Text section:
━━━━━━

Postgres Replication - Mailing list pgsql-hackers

We have been researching replication for several months now, and
I have some opinions to share to the community for feedback,
discussion, and/or participation. Our goal is to get a replication
solution for PostgreSQL that will meet most needs of users
and applications alike (mission impossible theme here :). 

My research work along with others contributors has been collected
and presented here http://www.greatbridge.org/genpage?replication_top
If there is something missing, especially PostgreSQL related
work, I would like to know about it, and my apologies to any
one who got left off the list. This work is ongoing and doesn't
draw a conclusion, which IMHO should be left up to the user,
but I'm offering my opinions to spur discussion and/or feed back
from this list, and try not to offend any one.

Here's my opinion: of the approaches we've surveyed, the most
promising one is the Postgres-R project from the Information and
Communication Systems Group, ETH  in Zurich, Switzerland, originally 
produced by Bettina Kemme, Gustavo Alonso, and others.  Although 
Postgres-R is a synchronous approach, I believe it is the closest to 
the goal mentioned above. Here is an abstract of the advantages.

1) Postgres-R is built on the PostgreSQL-6.4.2 code base.  The 
replication 
functionality is an optional parameter, so there will be insignificant 
overhead for non replication situations. The replication and 
communication
managers are the two new modules added to the PostgreSQL code base.

━━━━━━

Raw records:

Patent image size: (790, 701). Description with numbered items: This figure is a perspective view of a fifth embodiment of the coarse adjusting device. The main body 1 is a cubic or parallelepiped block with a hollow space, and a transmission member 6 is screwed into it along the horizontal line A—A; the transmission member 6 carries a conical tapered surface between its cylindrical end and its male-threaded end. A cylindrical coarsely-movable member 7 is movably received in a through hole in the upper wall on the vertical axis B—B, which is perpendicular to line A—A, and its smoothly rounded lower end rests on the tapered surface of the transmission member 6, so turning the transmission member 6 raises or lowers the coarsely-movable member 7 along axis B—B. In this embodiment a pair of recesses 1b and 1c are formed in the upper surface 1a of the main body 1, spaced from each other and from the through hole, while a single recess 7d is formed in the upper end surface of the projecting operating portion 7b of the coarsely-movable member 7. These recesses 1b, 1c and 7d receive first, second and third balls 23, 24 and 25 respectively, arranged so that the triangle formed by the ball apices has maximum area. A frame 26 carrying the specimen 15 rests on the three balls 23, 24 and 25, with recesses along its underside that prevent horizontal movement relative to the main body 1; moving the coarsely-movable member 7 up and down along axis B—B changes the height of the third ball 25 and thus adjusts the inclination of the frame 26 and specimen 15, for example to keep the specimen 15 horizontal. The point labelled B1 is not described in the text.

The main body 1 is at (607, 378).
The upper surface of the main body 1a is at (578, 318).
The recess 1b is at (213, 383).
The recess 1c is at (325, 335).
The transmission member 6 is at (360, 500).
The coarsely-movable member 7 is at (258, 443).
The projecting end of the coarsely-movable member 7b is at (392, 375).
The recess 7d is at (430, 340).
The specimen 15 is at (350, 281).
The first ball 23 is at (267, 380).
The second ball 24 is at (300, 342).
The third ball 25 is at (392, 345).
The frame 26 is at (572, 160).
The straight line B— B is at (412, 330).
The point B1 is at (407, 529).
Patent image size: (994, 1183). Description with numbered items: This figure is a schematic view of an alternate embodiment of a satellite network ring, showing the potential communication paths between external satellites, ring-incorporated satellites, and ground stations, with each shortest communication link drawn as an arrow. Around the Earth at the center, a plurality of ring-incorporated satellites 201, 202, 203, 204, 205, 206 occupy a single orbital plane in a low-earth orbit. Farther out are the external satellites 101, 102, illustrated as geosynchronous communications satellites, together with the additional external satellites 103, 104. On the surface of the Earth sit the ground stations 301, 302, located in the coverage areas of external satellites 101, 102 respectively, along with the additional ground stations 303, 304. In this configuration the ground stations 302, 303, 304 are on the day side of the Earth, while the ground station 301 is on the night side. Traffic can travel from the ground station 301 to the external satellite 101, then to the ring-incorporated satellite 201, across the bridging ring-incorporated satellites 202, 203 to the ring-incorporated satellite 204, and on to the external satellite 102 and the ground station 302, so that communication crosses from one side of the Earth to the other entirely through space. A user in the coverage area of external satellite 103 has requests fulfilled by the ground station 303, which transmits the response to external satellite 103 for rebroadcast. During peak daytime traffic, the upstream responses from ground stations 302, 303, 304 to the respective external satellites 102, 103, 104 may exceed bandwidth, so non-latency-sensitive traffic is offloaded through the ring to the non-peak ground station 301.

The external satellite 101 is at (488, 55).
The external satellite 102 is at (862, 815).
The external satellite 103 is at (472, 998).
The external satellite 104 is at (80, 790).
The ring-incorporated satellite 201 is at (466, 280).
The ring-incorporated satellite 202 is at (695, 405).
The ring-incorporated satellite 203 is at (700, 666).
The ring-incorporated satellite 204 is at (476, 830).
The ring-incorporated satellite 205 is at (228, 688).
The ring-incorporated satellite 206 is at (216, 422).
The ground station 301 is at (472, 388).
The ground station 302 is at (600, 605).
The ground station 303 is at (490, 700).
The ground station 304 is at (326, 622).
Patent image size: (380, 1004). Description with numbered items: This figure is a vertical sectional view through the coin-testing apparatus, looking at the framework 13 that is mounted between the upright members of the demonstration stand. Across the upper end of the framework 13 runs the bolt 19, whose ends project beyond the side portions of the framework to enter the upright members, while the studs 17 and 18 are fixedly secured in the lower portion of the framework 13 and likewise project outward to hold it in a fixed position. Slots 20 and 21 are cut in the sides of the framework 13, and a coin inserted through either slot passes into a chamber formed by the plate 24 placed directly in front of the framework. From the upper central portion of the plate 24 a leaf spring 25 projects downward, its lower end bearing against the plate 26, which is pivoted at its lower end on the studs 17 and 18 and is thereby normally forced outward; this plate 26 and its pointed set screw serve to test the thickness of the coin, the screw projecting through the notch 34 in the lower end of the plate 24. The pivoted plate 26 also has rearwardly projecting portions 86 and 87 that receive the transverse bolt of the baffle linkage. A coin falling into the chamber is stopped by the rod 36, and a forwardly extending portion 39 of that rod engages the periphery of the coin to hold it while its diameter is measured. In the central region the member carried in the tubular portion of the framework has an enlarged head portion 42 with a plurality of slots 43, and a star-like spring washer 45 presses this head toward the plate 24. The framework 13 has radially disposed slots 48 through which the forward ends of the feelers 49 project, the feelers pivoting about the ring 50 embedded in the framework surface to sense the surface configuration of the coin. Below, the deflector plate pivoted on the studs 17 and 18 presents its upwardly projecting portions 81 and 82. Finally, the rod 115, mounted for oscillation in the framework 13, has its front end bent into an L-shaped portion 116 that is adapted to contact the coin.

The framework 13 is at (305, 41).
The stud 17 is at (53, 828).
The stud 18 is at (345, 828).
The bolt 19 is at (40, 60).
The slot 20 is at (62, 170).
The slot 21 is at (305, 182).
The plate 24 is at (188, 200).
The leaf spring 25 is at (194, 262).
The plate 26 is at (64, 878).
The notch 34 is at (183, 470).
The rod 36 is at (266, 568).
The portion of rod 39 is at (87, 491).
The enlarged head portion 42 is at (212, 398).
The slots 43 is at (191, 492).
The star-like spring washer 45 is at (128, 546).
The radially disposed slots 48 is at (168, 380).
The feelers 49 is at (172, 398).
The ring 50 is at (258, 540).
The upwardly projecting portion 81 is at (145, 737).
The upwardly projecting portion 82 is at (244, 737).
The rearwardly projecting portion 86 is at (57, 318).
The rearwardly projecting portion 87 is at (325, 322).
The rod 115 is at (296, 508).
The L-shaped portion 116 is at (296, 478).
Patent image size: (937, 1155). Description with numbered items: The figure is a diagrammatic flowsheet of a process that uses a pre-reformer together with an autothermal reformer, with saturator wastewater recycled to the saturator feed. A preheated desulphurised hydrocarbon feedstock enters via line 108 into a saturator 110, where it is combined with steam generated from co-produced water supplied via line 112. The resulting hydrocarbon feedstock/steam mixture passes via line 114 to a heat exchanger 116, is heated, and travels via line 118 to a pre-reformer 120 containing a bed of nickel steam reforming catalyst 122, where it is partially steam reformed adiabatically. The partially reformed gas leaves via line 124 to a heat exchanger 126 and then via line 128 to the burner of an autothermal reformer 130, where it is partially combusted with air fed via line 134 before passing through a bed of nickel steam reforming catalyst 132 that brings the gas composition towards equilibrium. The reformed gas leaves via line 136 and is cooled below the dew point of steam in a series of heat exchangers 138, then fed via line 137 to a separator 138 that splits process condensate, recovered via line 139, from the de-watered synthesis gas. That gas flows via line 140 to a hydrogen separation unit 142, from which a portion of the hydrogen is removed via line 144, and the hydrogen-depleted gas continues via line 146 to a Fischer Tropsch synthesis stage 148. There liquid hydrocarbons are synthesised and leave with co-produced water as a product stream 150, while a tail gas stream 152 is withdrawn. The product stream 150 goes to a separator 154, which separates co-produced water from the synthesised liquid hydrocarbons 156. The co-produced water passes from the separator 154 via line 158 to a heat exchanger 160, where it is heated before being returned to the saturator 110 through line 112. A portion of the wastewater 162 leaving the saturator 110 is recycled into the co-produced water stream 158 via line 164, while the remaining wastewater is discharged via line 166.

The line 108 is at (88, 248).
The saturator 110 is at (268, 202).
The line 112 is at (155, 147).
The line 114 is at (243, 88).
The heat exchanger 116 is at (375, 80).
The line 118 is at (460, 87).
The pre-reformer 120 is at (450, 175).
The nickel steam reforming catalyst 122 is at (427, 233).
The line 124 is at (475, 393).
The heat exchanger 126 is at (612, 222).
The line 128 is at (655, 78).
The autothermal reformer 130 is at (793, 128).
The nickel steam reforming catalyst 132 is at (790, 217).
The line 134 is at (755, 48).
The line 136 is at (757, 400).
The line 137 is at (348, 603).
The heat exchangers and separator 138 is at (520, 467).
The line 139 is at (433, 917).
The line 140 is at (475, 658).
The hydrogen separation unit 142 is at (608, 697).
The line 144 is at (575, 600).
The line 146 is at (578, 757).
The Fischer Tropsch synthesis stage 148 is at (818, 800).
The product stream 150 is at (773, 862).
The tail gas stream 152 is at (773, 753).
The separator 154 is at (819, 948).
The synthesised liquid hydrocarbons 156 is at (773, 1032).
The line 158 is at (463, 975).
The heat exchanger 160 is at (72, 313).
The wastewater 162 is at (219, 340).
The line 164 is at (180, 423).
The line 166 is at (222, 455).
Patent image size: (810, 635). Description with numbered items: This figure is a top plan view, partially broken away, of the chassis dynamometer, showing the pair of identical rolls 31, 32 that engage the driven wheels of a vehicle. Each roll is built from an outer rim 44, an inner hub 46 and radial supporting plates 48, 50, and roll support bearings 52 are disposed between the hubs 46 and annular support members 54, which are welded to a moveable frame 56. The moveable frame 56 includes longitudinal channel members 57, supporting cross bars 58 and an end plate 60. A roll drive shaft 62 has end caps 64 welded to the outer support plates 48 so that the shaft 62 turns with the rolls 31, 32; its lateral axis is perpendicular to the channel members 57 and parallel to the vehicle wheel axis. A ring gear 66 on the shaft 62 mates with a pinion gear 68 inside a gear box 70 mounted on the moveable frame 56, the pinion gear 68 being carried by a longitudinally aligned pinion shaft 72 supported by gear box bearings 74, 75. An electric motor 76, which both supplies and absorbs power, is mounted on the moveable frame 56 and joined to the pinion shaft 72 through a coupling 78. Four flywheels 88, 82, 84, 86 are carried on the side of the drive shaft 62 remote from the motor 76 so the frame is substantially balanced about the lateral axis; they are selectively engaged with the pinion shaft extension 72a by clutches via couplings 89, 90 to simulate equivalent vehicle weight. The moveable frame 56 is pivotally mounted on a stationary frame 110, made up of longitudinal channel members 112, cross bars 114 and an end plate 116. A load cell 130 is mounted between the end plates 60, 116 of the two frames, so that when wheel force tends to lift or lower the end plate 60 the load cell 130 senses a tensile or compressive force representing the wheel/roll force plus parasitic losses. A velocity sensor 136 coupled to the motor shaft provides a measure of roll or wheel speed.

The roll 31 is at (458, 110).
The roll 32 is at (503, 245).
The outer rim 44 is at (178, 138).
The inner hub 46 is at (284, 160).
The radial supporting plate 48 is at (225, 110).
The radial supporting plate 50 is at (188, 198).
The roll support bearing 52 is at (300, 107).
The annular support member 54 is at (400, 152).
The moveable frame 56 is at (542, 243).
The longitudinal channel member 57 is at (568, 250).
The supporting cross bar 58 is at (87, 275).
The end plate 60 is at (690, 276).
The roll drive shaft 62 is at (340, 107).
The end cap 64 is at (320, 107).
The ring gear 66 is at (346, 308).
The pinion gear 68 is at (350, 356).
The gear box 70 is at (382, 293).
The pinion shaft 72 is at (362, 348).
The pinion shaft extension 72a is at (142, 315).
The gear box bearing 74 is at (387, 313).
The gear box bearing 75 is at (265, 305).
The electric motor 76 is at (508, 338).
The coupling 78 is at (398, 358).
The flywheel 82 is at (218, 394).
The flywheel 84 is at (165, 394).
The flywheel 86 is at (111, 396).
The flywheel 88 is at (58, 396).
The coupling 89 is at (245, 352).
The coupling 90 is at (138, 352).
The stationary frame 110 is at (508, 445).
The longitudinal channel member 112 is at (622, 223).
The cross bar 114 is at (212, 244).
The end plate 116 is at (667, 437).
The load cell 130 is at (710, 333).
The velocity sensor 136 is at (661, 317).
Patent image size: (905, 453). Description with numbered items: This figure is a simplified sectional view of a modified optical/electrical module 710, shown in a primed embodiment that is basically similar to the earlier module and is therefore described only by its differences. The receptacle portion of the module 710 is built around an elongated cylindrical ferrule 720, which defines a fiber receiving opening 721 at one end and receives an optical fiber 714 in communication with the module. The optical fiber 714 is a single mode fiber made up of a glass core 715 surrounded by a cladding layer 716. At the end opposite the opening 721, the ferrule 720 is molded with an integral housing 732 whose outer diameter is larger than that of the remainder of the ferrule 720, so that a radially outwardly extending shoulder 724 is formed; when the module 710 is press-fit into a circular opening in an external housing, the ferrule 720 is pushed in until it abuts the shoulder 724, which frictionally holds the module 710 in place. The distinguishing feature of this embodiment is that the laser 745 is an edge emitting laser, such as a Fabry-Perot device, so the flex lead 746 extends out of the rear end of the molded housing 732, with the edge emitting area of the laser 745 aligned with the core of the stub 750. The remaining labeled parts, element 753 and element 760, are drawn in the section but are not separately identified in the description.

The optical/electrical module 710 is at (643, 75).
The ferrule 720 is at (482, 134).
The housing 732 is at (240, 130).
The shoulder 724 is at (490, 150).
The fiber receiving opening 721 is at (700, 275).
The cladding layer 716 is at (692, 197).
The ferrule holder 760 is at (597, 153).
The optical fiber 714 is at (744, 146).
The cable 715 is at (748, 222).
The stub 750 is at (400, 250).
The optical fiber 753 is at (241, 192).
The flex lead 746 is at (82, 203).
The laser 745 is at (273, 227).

━━━━━━

Problem statement:
In the mailing-list post on Postgres replication, repeat word for word the part that opens with the words containing "We have been" and closes with "offend any one.".

Solution for this exercise:
We have been researching replication for several months now, and
I have some opinions to share to the community for feedback,
discussion, and/or participation. Our goal is to get a replication
solution for PostgreSQL that will meet most needs of users
and applications alike (mission impossible theme here :). 

My research work along with others contributors has been collected
and presented here http://www.greatbridge.org/genpage?replication_top
If there is something missing, especially PostgreSQL related
work, I would like to know about it, and my apologies to any
one who got left off the list. This work is ongoing and doesn't
draw a conclusion, which IMHO should be left up to the user,
but I'm offering my opinions to spur discussion and/or feed back
from this list, and try not to offend any one.